EXERCISE PROMPT
Present the following entries again, word for word and in full.

RECORDS FOR PROCESSING
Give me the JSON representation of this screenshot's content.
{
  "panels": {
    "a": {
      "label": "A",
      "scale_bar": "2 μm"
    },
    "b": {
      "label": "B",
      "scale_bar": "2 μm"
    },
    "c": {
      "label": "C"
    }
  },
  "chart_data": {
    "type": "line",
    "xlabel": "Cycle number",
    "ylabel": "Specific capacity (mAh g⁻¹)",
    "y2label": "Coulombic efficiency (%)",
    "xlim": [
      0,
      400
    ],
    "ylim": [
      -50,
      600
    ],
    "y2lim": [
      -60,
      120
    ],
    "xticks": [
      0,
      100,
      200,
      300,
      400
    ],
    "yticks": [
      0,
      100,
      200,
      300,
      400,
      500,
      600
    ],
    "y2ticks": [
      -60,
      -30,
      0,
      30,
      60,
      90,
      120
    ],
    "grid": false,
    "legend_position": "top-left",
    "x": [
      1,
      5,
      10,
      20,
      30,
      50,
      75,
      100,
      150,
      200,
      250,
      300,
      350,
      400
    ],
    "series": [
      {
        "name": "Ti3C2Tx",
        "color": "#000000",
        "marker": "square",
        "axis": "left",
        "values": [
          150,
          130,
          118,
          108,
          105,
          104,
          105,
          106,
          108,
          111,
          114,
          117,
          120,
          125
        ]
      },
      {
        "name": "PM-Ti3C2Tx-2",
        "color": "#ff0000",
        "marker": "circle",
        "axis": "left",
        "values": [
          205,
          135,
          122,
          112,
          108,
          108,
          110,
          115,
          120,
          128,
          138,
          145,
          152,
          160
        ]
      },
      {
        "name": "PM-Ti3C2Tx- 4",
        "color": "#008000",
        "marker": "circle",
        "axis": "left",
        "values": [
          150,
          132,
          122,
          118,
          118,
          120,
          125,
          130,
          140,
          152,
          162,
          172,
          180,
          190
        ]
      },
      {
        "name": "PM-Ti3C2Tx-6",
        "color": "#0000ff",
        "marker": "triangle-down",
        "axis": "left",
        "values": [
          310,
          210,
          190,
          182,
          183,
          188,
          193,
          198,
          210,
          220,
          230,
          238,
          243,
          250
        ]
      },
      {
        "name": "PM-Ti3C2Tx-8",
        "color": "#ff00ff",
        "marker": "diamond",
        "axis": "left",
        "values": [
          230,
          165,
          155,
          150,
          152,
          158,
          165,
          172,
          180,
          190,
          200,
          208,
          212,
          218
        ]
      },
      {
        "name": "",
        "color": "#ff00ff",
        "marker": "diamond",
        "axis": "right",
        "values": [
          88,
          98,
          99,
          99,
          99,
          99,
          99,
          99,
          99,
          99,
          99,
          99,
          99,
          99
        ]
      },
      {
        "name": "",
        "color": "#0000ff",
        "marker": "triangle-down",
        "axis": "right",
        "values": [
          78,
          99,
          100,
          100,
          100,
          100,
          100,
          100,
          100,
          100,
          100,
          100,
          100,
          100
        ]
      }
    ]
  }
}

RESPONSE TO THIS TASK
Give me the JSON representation of this screenshot's content.
{
  "panels": {
    "a": {
      "label": "A",
      "scale_bar": "2 μm"
    },
    "b": {
      "label": "B",
      "scale_bar": "2 μm"
    },
    "c": {
      "label": "C"
    }
  },
  "chart_data": {
    "type": "line",
    "xlabel": "Cycle number",
    "ylabel": "Specific capacity (mAh g⁻¹)",
    "y2label": "Coulombic efficiency (%)",
    "xlim": [
      0,
      400
    ],
    "ylim": [
      -50,
      600
    ],
    "y2lim": [
      -60,
      120
    ],
    "xticks": [
      0,
      100,
      200,
      300,
      400
    ],
    "yticks": [
      0,
      100,
      200,
      300,
      400,
      500,
      600
    ],
    "y2ticks": [
      -60,
      -30,
      0,
      30,
      60,
      90,
      120
    ],
    "grid": false,
    "legend_position": "top-left",
    "x": [
      1,
      5,
      10,
      20,
      30,
      50,
      75,
      100,
      150,
      200,
      250,
      300,
      350,
      400
    ],
    "series": [
      {
        "name": "Ti3C2Tx",
        "color": "#000000",
        "marker": "square",
        "axis": "left",
        "values": [
          150,
          130,
          118,
          108,
          105,
          104,
          105,
          106,
          108,
          111,
          114,
          117,
          120,
          125
        ]
      },
      {
        "name": "PM-Ti3C2Tx-2",
        "color": "#ff0000",
        "marker": "circle",
        "axis": "left",
        "values": [
          205,
          135,
          122,
          112,
          108,
          108,
          110,
          115,
          120,
          128,
          138,
          145,
          152,
          160
        ]
      },
      {
        "name": "PM-Ti3C2Tx- 4",
        "color": "#008000",
        "marker": "circle",
        "axis": "left",
        "values": [
          150,
          132,
          122,
          118,
          118,
          120,
          125,
          130,
          140,
          152,
          162,
          172,
          180,
          190
        ]
      },
      {
        "name": "PM-Ti3C2Tx-6",
        "color": "#0000ff",
        "marker": "triangle-down",
        "axis": "left",
        "values": [
          310,
          210,
          190,
          182,
          183,
          188,
          193,
          198,
          210,
          220,
          230,
          238,
          243,
          250
        ]
      },
      {
        "name": "PM-Ti3C2Tx-8",
        "color": "#ff00ff",
        "marker": "diamond",
        "axis": "left",
        "values": [
          230,
          165,
          155,
          150,
          152,
          158,
          165,
          172,
          180,
          190,
          200,
          208,
          212,
          218
        ]
      },
      {
        "name": "",
        "color": "#ff00ff",
        "marker": "diamond",
        "axis": "right",
        "values": [
          88,
          98,
          99,
          99,
          99,
          99,
          99,
          99,
          99,
          99,
          99,
          99,
          99,
          99
        ]
      },
      {
        "name": "",
        "color": "#0000ff",
        "marker": "triangle-down",
        "axis": "right",
        "values": [
          78,
          99,
          100,
          100,
          100,
          100,
          100,
          100,
          100,
          100,
          100,
          100,
          100,
          100
        ]
      }
    ]
  }
}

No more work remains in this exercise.